[Figure record extracts]
★ ★ ★ ★

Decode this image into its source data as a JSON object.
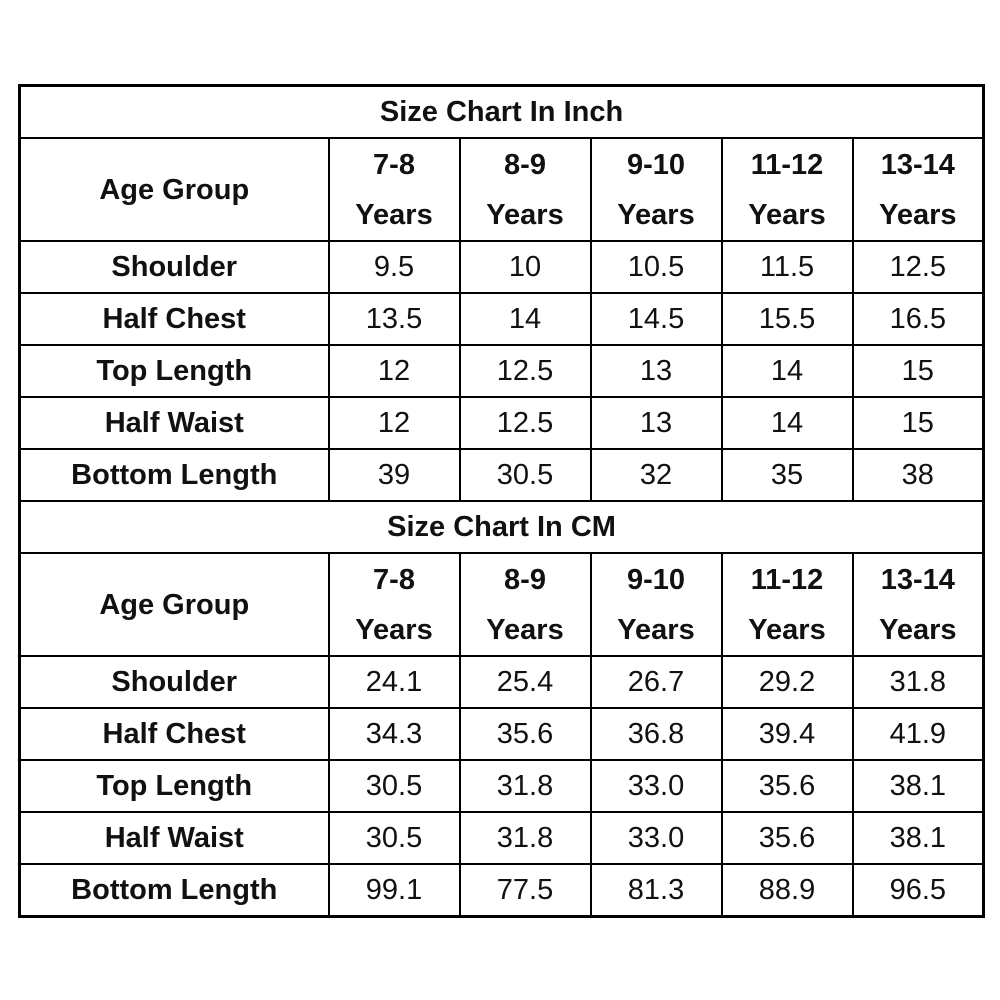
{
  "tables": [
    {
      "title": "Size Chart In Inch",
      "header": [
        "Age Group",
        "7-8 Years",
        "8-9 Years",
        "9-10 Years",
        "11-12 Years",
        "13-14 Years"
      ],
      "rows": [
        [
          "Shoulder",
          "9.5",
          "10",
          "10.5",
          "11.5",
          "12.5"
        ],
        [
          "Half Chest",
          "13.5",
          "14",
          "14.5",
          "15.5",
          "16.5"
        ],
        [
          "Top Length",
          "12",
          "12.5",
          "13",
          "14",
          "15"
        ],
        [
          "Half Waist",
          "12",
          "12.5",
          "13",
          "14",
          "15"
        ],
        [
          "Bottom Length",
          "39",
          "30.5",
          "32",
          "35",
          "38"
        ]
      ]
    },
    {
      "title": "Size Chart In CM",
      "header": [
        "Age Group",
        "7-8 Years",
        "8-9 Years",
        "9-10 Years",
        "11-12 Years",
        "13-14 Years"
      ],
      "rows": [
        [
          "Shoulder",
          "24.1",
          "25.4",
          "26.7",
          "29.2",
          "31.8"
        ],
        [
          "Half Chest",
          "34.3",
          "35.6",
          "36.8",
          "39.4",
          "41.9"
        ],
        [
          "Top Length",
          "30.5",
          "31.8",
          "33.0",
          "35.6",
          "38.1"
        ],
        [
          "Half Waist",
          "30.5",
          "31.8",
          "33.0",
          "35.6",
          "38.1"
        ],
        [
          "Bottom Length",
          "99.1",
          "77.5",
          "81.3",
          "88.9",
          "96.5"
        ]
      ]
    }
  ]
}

★ ★ ★ ★

• _Work to be completed_: Copy out the whole listing exactly, and don't carry over any pictures.

• _Solution_:
Decode this image into its source data as a JSON object.
{
  "tables": [
    {
      "title": "Size Chart In Inch",
      "header": [
        "Age Group",
        "7-8 Years",
        "8-9 Years",
        "9-10 Years",
        "11-12 Years",
        "13-14 Years"
      ],
      "rows": [
        [
          "Shoulder",
          "9.5",
          "10",
          "10.5",
          "11.5",
          "12.5"
        ],
        [
          "Half Chest",
          "13.5",
          "14",
          "14.5",
          "15.5",
          "16.5"
        ],
        [
          "Top Length",
          "12",
          "12.5",
          "13",
          "14",
          "15"
        ],
        [
          "Half Waist",
          "12",
          "12.5",
          "13",
          "14",
          "15"
        ],
        [
          "Bottom Length",
          "39",
          "30.5",
          "32",
          "35",
          "38"
        ]
      ]
    },
    {
      "title": "Size Chart In CM",
      "header": [
        "Age Group",
        "7-8 Years",
        "8-9 Years",
        "9-10 Years",
        "11-12 Years",
        "13-14 Years"
      ],
      "rows": [
        [
          "Shoulder",
          "24.1",
          "25.4",
          "26.7",
          "29.2",
          "31.8"
        ],
        [
          "Half Chest",
          "34.3",
          "35.6",
          "36.8",
          "39.4",
          "41.9"
        ],
        [
          "Top Length",
          "30.5",
          "31.8",
          "33.0",
          "35.6",
          "38.1"
        ],
        [
          "Half Waist",
          "30.5",
          "31.8",
          "33.0",
          "35.6",
          "38.1"
        ],
        [
          "Bottom Length",
          "99.1",
          "77.5",
          "81.3",
          "88.9",
          "96.5"
        ]
      ]
    }
  ]
}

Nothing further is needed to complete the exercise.